Collect from the data below each line with "Christ".
--- Begin ---
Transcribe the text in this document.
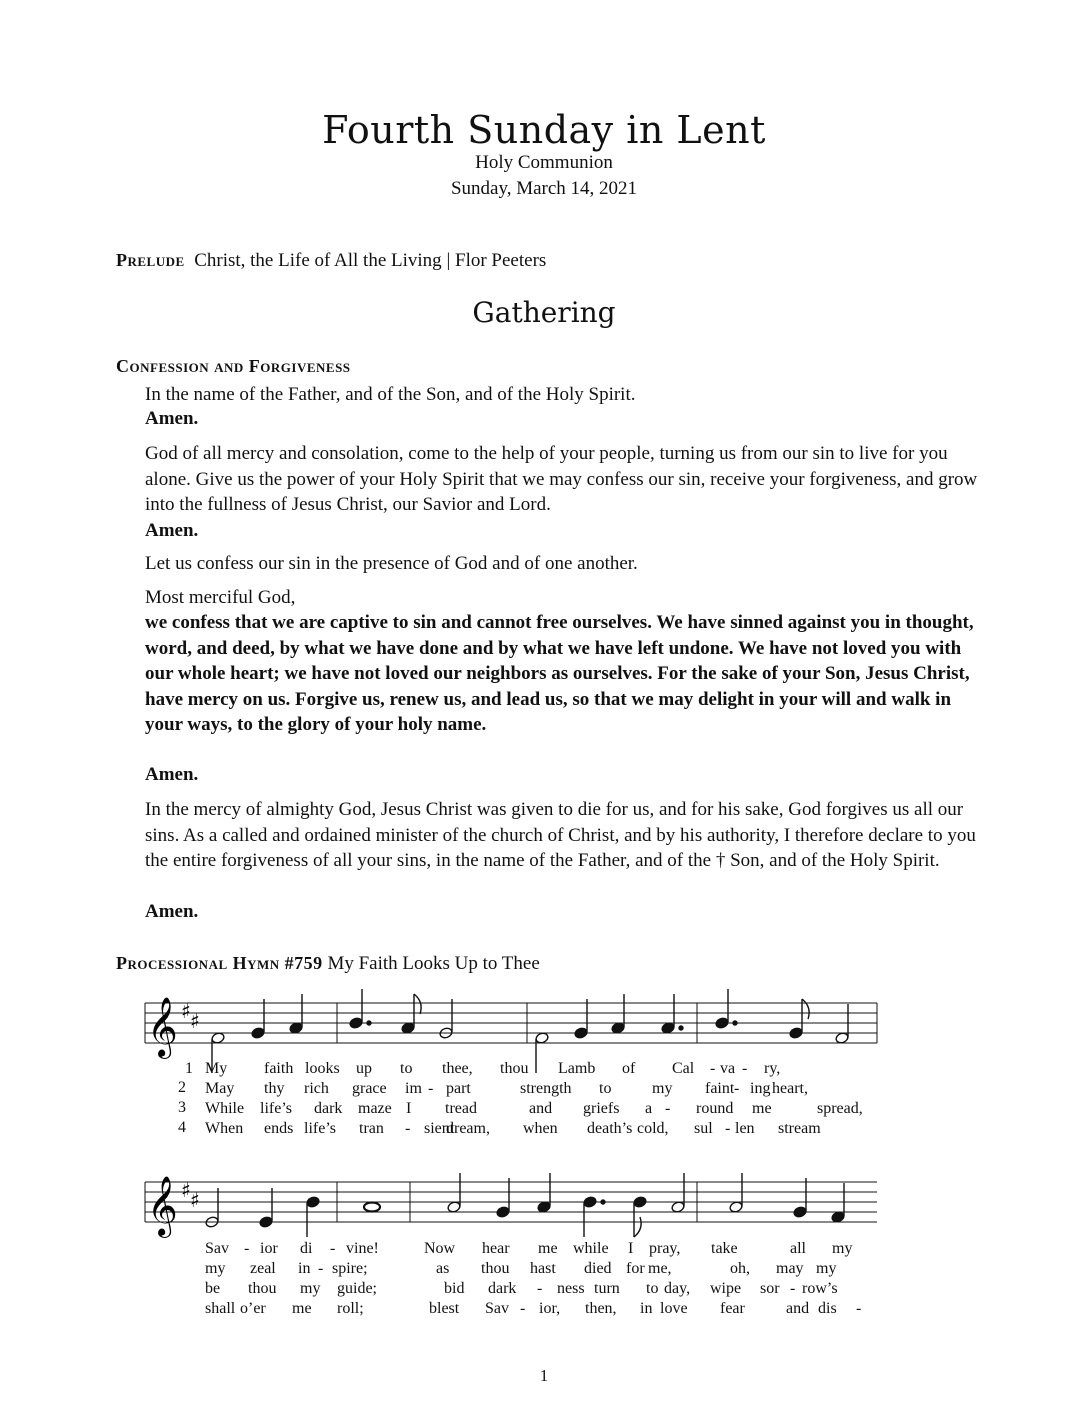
Fourth Sunday in Lent
Holy Communion
Sunday, March 14, 2021
Prelude Christ, the Life of All the Living | Flor Peeters
Gathering
Confession and Forgiveness
In the name of the Father, and of the Son, and of the Holy Spirit.
Amen.
God of all mercy and consolation, come to the help of your people, turning us from our sin to live for you alone. Give us the power of your Holy Spirit that we may confess our sin, receive your forgiveness, and grow into the fullness of Jesus Christ, our Savior and Lord.
Amen.
Let us confess our sin in the presence of God and of one another.
Most merciful God,
we confess that we are captive to sin and cannot free ourselves. We have sinned against you in thought, word, and deed, by what we have done and by what we have left undone. We have not loved you with our whole heart; we have not loved our neighbors as ourselves. For the sake of your Son, Jesus Christ, have mercy on us. Forgive us, renew us, and lead us, so that we may delight in your will and walk in your ways, to the glory of your holy name.
Amen.
In the mercy of almighty God, Jesus Christ was given to die for us, and for his sake, God forgives us all our sins. As a called and ordained minister of the church of Christ, and by his authority, I therefore declare to you the entire forgiveness of all your sins, in the name of the Father, and of the † Son, and of the Holy Spirit.
Amen.
Processional Hymn #759 My Faith Looks Up to Thee
𝄞 ♯ ♯
1
2
3
4
My faith looks up to thee, thou Lamb of Cal - va - ry,
May thy rich grace im - part	strength to	my faint - ing heart,
While life’s dark maze I tread	and griefs a - round me	spread,
When ends life’s tran - sient
dream, when death’s cold, sul - len stream
𝄞 ♯ ♯
Sav - ior di - vine!	Now hear me while I pray, take	all my
my zeal in - spire;	as thou hast died for me,	oh, may my
be thou my guide;	bid dark - ness turn to day, wipe sor - row’s
shall o’er me roll;	blest Sav - ior, then, in love fear	and dis -
1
--- End ---
ANSWER TO THE PROBLEM:
Prelude Christ, the Life of All the Living | Flor Peeters
God of all mercy and consolation, come to the help of your people, turning us from our sin to live for you alone. Give us the power of your Holy Spirit that we may confess our sin, receive your forgiveness, and grow into the fullness of Jesus Christ, our Savior and Lord.
we confess that we are captive to sin and cannot free ourselves. We have sinned against you in thought, word, and deed, by what we have done and by what we have left undone. We have not loved you with our whole heart; we have not loved our neighbors as ourselves. For the sake of your Son, Jesus Christ, have mercy on us. Forgive us, renew us, and lead us, so that we may delight in your will and walk in your ways, to the glory of your holy name.
In the mercy of almighty God, Jesus Christ was given to die for us, and for his sake, God forgives us all our sins. As a called and ordained minister of the church of Christ, and by his authority, I therefore declare to you the entire forgiveness of all your sins, in the name of the Father, and of the † Son, and of the Holy Spirit.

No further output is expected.